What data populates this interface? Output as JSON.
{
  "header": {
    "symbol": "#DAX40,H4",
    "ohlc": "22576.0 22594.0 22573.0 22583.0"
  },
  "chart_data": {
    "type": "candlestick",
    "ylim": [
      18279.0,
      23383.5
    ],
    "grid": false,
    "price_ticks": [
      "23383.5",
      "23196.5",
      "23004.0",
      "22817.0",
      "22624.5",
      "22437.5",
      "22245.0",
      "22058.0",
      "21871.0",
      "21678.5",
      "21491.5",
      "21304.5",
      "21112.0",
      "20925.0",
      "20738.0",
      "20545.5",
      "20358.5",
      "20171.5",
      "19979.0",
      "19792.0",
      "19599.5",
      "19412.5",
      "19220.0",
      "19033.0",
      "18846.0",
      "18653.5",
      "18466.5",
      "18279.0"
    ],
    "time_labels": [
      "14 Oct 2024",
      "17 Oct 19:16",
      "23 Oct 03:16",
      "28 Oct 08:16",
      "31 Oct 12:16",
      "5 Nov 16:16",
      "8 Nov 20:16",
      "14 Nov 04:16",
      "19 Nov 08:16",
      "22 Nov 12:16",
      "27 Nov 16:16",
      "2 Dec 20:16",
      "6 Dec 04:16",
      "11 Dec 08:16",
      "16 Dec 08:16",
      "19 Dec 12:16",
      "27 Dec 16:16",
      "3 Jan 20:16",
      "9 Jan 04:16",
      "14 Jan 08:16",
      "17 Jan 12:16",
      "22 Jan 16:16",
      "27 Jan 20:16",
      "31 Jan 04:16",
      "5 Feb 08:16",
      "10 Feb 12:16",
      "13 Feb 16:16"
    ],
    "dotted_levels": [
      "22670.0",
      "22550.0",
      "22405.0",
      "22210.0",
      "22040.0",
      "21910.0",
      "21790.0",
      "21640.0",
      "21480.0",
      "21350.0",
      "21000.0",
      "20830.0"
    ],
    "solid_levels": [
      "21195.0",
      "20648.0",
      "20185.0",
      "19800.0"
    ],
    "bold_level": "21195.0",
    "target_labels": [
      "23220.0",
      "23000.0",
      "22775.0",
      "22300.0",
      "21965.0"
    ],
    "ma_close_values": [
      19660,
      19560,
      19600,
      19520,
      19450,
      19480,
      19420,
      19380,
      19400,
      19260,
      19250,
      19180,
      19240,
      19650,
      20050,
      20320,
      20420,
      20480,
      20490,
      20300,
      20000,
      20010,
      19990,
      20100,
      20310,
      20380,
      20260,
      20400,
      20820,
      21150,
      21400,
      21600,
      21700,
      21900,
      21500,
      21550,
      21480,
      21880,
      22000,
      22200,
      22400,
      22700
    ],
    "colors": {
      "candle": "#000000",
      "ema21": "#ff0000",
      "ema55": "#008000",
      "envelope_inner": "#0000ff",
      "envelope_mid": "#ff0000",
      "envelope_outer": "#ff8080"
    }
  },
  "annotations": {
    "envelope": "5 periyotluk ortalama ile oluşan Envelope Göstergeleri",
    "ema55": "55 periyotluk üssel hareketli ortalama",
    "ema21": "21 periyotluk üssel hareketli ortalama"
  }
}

**Problem to work on**:
Which lines contain "üssel"? Copy each of them.

**Solution**:
    "ema55": "55 periyotluk üssel hareketli ortalama",
    "ema21": "21 periyotluk üssel hareketli ortalama"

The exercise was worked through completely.